■ **Instruction**
Tally the lines that hold the string "lens", and reply with the count alone.

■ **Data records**

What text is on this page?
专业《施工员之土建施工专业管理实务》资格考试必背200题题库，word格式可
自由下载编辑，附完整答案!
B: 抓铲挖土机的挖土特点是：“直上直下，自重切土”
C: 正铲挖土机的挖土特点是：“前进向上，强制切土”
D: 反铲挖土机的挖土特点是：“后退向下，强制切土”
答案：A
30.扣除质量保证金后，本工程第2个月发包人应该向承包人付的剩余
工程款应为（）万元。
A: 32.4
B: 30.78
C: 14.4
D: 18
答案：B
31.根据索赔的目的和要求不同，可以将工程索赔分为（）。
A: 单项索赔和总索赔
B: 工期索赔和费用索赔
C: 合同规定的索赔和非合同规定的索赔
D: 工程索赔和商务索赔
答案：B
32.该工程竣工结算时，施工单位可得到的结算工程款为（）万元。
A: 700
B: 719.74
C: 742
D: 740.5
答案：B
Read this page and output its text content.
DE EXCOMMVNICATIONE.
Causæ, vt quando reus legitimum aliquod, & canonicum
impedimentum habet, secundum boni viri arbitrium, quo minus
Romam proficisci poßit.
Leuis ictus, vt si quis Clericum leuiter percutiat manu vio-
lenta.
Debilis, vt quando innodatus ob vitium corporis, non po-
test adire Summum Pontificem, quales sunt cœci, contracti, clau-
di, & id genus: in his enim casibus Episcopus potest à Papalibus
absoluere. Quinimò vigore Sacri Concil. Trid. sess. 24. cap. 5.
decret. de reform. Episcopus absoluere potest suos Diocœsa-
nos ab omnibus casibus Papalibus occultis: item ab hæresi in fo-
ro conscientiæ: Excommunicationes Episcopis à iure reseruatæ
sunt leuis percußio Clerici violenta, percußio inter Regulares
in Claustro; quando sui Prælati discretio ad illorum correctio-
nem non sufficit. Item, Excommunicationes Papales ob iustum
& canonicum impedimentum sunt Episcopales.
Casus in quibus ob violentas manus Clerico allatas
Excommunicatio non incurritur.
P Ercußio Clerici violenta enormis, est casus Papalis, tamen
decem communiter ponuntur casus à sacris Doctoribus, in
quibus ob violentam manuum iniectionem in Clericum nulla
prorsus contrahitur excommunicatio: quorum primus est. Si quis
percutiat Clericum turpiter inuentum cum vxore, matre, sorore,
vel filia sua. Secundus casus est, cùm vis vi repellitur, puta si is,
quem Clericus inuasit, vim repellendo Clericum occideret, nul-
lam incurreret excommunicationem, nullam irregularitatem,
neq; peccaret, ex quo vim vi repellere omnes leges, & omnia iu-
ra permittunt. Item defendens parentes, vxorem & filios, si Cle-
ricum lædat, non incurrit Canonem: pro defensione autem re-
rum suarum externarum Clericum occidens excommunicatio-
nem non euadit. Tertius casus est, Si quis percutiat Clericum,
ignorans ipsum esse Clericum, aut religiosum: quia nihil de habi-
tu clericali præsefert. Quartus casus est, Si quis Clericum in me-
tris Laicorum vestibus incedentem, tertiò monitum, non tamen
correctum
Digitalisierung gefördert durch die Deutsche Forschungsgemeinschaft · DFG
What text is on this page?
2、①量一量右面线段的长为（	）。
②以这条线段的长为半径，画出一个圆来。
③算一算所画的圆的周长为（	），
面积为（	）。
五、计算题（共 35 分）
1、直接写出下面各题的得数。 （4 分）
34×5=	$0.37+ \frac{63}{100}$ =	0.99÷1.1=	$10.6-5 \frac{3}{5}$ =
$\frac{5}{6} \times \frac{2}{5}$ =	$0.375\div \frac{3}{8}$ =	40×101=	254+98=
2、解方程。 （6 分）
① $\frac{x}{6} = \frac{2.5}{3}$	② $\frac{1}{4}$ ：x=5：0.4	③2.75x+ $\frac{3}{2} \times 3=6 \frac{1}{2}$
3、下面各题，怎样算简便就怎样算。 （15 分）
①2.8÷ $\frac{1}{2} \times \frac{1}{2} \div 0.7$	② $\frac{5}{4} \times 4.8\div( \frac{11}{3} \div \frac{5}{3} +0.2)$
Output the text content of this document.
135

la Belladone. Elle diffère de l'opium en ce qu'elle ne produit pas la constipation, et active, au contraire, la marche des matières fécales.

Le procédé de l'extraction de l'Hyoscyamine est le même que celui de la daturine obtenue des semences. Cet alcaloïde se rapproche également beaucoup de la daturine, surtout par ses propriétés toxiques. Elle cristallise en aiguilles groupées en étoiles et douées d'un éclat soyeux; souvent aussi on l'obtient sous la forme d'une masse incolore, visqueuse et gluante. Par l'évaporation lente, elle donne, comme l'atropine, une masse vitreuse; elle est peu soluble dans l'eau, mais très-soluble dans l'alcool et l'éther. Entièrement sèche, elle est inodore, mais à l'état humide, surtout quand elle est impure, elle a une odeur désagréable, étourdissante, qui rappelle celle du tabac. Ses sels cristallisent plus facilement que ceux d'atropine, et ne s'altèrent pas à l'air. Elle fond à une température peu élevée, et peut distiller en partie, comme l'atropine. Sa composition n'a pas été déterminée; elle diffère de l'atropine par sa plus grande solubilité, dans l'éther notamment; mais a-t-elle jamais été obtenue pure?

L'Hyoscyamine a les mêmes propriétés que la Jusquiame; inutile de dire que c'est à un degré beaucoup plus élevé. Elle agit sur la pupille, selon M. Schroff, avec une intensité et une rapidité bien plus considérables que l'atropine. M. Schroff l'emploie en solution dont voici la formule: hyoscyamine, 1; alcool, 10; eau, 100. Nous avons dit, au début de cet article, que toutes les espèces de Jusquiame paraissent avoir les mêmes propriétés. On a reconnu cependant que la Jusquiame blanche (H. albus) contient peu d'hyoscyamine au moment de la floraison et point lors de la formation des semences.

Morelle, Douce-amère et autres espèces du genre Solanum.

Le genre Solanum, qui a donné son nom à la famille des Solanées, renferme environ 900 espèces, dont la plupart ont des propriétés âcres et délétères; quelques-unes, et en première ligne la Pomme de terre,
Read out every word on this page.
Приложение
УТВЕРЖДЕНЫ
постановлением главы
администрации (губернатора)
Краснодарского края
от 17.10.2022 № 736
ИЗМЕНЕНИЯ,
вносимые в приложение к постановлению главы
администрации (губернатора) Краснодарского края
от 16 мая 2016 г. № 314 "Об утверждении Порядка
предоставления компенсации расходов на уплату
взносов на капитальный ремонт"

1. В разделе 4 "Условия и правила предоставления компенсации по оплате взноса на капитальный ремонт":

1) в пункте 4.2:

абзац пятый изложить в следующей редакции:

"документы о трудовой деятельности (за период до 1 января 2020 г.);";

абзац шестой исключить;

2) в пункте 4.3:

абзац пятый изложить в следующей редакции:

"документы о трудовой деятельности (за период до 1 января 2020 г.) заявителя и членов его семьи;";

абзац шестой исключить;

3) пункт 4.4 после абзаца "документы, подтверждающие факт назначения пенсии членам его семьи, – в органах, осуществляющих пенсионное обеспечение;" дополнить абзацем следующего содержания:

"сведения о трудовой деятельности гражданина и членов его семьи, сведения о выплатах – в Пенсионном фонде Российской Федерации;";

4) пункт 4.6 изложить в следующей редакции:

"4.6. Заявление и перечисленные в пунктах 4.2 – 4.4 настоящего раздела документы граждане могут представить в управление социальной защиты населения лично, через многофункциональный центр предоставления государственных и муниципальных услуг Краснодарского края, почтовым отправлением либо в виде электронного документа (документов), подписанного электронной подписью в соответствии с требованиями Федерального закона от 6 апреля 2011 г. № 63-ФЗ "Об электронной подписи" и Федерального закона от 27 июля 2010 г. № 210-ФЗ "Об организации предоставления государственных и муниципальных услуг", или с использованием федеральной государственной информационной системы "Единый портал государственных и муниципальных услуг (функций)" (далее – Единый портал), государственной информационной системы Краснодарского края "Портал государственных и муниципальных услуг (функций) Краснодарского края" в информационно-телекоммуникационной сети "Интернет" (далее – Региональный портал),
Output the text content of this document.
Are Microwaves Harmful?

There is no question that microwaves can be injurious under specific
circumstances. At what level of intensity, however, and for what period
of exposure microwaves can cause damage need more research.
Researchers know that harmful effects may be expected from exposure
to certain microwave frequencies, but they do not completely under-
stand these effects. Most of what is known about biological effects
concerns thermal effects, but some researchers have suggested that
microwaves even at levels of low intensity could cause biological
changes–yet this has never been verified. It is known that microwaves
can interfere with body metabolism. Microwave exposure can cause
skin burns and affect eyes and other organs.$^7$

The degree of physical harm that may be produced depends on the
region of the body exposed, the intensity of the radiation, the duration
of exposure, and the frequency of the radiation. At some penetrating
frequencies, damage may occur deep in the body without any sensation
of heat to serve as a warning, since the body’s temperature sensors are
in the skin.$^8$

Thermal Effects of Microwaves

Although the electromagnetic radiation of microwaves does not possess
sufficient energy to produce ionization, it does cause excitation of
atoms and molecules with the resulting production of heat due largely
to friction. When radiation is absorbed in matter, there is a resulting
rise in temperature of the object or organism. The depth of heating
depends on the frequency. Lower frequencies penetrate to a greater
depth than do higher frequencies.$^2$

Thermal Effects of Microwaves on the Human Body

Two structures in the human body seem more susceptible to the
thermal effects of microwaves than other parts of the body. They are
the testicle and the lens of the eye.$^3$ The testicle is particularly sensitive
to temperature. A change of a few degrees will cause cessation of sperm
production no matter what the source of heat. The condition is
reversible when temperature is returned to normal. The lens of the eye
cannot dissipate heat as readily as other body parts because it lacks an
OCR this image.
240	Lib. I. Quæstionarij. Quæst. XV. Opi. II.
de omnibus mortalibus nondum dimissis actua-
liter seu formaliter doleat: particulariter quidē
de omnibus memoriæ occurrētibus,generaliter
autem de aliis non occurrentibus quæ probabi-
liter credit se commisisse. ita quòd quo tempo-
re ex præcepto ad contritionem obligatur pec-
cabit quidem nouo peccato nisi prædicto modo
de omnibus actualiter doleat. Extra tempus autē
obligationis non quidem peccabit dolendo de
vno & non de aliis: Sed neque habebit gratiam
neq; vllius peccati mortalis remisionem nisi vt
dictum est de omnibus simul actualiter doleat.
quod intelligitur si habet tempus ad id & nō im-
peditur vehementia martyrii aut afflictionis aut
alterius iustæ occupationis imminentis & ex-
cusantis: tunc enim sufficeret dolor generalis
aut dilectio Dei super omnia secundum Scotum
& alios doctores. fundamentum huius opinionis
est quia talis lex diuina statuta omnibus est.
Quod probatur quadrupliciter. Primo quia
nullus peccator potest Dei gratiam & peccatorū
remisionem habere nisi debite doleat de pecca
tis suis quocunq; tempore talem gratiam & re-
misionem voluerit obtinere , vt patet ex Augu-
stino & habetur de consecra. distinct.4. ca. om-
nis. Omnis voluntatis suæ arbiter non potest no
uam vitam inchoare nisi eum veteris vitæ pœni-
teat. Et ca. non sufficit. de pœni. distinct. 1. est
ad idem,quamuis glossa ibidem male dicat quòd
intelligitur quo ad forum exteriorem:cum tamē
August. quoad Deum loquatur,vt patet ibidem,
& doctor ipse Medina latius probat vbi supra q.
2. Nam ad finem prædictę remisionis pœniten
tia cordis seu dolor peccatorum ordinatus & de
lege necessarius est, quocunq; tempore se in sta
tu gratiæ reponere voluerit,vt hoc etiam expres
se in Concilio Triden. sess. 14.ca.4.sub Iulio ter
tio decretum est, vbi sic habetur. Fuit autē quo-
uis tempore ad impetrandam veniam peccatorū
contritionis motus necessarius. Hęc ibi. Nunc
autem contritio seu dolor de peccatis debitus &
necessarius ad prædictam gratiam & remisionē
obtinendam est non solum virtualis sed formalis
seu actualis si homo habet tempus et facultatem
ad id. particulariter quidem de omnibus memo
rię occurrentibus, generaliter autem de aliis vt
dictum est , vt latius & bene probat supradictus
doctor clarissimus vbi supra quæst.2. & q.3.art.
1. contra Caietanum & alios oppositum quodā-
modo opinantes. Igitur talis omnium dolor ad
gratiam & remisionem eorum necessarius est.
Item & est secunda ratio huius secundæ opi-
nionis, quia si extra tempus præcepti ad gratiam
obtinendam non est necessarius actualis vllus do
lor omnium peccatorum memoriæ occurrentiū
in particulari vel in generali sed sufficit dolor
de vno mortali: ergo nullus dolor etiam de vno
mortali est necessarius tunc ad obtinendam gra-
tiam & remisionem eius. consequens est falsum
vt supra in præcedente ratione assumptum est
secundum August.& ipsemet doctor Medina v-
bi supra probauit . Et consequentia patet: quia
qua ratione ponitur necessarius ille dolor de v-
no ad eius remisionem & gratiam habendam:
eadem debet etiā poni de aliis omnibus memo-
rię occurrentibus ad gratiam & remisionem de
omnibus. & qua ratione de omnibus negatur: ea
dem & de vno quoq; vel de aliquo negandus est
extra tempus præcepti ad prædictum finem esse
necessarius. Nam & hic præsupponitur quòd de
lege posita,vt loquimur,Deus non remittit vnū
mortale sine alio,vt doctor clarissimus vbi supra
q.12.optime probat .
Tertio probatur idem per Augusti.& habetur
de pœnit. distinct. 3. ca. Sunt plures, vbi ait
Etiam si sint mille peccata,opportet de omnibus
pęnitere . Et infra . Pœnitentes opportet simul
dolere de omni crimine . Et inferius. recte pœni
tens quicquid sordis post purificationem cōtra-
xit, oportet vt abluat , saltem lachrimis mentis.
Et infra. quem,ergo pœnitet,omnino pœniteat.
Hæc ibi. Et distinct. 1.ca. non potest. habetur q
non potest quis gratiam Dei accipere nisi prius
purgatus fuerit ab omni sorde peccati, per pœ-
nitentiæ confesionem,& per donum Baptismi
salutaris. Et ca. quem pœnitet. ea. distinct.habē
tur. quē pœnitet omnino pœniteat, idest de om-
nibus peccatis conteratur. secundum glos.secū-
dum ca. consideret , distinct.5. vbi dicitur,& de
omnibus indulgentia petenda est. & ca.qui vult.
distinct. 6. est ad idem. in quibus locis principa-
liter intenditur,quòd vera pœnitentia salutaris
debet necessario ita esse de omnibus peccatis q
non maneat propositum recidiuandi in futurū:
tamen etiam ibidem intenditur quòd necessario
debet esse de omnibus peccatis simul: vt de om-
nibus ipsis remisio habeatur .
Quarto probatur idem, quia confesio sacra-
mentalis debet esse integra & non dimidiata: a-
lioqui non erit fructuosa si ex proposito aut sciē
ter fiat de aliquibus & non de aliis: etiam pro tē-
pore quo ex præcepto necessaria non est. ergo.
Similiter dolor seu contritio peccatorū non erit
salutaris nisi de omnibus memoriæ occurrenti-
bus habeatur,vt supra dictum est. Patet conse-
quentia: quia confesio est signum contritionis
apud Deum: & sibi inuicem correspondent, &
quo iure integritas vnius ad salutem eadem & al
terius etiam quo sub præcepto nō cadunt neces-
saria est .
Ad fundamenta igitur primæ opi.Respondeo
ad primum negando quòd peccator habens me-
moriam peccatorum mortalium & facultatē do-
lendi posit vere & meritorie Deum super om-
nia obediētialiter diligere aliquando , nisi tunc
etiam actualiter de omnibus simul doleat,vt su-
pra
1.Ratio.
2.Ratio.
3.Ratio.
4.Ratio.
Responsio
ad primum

■ **Correct result**
2